----- Data records -----
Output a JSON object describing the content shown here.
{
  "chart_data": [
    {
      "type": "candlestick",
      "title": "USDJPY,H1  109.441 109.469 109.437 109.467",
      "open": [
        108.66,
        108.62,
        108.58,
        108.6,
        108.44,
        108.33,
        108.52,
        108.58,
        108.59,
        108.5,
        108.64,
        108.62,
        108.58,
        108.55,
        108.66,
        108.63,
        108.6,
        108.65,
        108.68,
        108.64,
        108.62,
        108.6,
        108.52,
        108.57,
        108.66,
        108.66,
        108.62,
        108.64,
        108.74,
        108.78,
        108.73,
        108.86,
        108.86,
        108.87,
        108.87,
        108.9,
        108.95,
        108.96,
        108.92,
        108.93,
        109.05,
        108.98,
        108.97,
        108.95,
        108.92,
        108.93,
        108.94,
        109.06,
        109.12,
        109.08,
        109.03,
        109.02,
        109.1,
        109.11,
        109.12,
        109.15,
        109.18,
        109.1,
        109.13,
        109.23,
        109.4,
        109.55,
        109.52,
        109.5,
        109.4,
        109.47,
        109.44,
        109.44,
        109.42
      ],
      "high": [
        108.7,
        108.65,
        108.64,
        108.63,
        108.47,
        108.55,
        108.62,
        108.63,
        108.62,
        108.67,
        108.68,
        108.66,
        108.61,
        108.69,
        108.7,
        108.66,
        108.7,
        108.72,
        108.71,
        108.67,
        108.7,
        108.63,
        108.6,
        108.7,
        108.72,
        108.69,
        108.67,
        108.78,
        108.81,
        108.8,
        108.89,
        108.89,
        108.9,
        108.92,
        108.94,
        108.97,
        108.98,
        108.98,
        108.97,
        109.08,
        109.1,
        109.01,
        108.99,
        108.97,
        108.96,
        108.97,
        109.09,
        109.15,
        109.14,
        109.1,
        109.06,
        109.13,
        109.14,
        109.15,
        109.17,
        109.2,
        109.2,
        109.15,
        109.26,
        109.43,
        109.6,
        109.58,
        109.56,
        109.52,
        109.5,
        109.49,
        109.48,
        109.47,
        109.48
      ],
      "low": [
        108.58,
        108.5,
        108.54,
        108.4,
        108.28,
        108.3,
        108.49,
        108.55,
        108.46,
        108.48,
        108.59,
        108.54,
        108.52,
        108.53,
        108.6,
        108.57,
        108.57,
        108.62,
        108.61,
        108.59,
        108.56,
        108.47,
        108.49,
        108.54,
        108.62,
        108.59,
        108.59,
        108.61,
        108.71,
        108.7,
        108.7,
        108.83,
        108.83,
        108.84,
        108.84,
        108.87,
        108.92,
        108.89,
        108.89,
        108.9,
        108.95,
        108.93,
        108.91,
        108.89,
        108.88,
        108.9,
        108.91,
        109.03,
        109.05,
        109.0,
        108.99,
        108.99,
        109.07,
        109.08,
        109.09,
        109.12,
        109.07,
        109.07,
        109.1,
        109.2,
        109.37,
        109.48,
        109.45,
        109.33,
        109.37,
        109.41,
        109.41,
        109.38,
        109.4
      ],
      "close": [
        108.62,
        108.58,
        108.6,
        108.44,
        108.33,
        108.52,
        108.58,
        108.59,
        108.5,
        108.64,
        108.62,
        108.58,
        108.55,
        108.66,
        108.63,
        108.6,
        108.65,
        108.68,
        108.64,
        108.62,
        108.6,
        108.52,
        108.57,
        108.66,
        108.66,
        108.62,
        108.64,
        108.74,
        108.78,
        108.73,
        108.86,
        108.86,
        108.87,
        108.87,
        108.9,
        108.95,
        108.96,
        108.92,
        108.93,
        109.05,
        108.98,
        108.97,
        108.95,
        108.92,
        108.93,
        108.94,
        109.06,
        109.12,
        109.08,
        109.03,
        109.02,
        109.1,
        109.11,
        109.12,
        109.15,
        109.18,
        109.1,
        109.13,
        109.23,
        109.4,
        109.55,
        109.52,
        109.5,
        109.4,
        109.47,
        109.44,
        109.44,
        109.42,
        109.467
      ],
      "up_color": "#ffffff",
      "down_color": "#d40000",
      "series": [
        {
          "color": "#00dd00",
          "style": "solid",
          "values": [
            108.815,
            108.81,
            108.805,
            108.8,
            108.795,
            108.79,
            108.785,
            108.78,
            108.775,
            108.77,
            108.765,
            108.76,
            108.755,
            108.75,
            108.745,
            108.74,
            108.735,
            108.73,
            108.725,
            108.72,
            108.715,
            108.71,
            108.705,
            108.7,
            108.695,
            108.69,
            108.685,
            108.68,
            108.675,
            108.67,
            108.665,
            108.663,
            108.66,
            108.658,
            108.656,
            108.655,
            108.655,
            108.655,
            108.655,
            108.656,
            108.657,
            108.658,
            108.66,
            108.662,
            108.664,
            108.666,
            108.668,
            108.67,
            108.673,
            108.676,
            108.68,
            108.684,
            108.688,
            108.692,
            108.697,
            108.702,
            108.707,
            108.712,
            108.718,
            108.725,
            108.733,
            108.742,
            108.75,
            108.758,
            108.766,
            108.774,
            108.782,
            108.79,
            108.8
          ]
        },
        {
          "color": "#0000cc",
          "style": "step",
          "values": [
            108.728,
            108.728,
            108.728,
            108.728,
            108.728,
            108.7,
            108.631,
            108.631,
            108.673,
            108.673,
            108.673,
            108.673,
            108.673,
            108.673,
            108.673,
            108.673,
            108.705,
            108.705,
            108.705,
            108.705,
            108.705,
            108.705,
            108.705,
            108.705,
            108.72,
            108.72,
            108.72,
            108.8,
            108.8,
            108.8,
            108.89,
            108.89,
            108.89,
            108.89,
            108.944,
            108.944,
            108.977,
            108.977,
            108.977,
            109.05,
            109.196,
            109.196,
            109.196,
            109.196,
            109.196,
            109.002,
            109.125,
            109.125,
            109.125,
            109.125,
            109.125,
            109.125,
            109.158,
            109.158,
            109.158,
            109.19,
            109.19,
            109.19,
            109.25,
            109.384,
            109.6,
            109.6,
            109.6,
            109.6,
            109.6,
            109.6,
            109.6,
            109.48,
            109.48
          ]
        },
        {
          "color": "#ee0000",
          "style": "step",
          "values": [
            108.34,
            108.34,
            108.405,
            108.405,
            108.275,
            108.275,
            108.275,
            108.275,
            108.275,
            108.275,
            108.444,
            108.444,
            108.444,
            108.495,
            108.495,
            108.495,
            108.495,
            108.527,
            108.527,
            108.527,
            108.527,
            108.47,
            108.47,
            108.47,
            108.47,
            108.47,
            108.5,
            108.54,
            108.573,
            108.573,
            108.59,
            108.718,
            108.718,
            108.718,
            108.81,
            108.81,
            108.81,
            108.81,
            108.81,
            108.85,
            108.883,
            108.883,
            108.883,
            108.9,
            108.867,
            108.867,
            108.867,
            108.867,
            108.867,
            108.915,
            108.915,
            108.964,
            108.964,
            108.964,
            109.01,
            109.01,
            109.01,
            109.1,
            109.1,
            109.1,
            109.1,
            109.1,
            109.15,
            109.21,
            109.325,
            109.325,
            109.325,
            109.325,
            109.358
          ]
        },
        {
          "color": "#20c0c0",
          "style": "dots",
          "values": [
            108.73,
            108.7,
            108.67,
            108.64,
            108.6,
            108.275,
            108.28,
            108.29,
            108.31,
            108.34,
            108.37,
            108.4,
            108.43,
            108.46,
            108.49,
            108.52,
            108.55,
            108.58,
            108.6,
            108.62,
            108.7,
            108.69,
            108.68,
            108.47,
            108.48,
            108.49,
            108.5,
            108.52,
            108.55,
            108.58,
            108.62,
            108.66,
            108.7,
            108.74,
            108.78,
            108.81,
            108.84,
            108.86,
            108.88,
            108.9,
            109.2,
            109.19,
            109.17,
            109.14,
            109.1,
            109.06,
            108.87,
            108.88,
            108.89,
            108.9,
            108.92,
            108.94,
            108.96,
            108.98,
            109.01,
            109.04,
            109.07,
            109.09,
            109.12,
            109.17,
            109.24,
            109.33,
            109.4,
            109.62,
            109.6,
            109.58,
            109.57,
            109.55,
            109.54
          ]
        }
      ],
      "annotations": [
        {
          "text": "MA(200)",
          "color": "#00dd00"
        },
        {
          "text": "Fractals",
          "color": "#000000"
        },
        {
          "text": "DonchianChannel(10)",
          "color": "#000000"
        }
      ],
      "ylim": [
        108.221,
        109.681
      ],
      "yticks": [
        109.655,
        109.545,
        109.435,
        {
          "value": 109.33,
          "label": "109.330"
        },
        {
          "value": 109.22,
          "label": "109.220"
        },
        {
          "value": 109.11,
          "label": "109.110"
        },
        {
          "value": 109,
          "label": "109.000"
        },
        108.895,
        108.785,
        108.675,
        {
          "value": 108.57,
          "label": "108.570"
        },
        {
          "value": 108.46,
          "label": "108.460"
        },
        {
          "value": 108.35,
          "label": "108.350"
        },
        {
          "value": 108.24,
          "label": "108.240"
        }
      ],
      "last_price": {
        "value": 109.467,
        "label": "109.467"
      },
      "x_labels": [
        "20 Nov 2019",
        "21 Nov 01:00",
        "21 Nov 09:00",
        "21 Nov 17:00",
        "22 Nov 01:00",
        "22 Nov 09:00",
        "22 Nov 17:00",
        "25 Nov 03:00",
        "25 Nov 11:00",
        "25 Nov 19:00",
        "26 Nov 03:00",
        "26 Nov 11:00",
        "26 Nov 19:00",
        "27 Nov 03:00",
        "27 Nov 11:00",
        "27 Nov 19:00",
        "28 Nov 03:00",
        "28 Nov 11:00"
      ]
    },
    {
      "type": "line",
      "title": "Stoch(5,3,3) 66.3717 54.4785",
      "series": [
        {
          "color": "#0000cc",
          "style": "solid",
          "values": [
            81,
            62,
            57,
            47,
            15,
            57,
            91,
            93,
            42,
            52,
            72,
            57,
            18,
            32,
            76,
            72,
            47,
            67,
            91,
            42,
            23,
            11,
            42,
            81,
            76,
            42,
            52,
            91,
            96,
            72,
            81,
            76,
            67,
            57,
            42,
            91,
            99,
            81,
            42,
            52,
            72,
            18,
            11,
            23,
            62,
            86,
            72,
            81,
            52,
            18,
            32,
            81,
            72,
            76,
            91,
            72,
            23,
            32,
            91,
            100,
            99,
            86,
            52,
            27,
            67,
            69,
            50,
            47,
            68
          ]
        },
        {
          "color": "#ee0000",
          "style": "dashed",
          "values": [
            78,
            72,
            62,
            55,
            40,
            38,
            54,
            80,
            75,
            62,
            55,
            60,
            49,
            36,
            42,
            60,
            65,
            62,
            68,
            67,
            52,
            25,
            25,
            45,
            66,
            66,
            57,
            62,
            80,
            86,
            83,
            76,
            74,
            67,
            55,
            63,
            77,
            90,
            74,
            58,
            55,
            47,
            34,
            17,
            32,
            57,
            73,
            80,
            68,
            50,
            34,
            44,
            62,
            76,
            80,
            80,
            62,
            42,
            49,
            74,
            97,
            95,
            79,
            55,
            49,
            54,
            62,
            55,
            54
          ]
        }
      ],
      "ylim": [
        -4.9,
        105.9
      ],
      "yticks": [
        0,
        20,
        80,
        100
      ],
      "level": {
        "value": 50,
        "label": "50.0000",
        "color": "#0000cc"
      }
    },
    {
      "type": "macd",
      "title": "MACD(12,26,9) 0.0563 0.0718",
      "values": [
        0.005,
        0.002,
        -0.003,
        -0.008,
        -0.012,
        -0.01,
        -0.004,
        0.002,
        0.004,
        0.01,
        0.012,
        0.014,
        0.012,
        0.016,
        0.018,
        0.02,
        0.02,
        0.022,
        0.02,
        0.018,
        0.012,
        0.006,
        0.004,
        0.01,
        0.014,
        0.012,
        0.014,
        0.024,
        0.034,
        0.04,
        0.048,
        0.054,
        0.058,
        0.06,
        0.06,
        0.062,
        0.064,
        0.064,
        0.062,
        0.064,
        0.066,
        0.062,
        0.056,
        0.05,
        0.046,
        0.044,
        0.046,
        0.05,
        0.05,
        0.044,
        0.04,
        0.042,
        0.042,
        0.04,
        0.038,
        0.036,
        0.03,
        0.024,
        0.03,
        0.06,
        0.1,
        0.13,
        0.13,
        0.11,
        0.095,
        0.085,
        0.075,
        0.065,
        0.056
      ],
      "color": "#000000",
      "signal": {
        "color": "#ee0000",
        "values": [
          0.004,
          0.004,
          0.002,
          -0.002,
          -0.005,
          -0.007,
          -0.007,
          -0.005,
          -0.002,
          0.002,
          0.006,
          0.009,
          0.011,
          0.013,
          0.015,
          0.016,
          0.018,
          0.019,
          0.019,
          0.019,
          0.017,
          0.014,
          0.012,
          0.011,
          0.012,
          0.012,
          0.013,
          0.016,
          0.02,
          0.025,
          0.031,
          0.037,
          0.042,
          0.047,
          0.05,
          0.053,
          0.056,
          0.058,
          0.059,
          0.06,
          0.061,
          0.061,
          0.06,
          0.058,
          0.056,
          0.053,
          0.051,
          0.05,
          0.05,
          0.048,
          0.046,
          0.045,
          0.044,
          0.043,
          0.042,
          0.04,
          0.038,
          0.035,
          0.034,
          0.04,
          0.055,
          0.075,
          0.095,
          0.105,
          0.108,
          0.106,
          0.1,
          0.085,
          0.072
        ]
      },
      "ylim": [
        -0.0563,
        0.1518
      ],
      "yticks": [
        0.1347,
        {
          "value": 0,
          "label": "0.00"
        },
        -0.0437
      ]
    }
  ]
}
-----
Problem statement:
From the listing above, copy every line that holds the string "title".

Answer to the task:
      "title": "USDJPY,H1  109.441 109.469 109.437 109.467",
      "title": "Stoch(5,3,3) 66.3717 54.4785",
      "title": "MACD(12,26,9) 0.0563 0.0718",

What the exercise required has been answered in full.